Extract, from the records beneath this instruction, each line that contains the word "Email".

===

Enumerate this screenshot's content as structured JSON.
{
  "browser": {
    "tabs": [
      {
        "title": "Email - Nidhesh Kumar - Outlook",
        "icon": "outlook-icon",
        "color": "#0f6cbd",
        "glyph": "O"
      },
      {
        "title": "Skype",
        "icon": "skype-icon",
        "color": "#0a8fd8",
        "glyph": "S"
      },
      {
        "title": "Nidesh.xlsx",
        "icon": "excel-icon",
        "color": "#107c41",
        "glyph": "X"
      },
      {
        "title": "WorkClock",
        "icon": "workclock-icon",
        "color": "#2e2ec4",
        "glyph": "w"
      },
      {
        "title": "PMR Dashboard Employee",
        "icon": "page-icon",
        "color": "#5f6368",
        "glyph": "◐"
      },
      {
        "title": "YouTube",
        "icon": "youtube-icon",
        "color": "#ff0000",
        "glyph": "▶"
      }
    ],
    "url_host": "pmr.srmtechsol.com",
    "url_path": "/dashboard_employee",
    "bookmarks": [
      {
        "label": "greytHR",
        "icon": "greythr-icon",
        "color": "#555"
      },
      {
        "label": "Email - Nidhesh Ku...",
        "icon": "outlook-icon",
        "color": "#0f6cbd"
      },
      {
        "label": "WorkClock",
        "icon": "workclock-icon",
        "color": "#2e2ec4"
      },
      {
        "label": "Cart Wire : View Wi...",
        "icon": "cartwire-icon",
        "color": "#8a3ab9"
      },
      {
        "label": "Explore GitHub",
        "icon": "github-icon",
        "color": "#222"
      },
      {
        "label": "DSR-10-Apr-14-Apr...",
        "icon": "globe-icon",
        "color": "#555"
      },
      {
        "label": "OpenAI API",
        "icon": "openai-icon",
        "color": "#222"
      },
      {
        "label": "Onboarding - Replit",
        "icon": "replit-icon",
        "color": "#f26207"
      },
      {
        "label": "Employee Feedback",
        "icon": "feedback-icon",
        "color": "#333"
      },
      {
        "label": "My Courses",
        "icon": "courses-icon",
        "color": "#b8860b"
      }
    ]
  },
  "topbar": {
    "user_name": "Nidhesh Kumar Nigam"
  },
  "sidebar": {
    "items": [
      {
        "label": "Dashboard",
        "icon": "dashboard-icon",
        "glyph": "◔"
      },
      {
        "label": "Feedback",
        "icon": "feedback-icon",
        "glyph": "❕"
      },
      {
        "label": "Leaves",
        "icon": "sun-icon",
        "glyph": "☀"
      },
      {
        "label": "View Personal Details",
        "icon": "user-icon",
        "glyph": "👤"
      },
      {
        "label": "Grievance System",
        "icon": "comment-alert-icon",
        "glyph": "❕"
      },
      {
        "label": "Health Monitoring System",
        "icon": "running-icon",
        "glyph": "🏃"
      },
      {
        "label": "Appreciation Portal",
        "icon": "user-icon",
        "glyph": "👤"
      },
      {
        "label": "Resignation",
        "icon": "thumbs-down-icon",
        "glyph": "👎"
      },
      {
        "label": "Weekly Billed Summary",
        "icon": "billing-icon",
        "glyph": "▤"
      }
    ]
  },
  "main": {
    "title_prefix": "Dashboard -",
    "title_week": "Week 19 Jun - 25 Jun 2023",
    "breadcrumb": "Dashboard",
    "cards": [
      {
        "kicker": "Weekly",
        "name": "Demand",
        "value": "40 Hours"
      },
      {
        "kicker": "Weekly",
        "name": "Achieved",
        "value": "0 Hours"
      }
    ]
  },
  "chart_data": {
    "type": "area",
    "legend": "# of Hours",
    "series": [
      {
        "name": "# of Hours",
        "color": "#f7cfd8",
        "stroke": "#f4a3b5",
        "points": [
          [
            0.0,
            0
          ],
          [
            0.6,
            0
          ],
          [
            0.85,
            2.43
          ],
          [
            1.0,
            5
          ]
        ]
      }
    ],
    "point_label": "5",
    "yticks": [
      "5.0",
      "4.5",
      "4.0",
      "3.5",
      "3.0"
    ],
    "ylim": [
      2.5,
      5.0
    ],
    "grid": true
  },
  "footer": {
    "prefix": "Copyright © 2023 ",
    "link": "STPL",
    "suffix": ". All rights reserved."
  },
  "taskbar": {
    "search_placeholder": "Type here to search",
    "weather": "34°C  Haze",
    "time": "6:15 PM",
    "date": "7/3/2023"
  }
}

===

» **WRITTEN ANSWER**:
        "title": "Email - Nidhesh Kumar - Outlook",
        "label": "Email - Nidhesh Ku...",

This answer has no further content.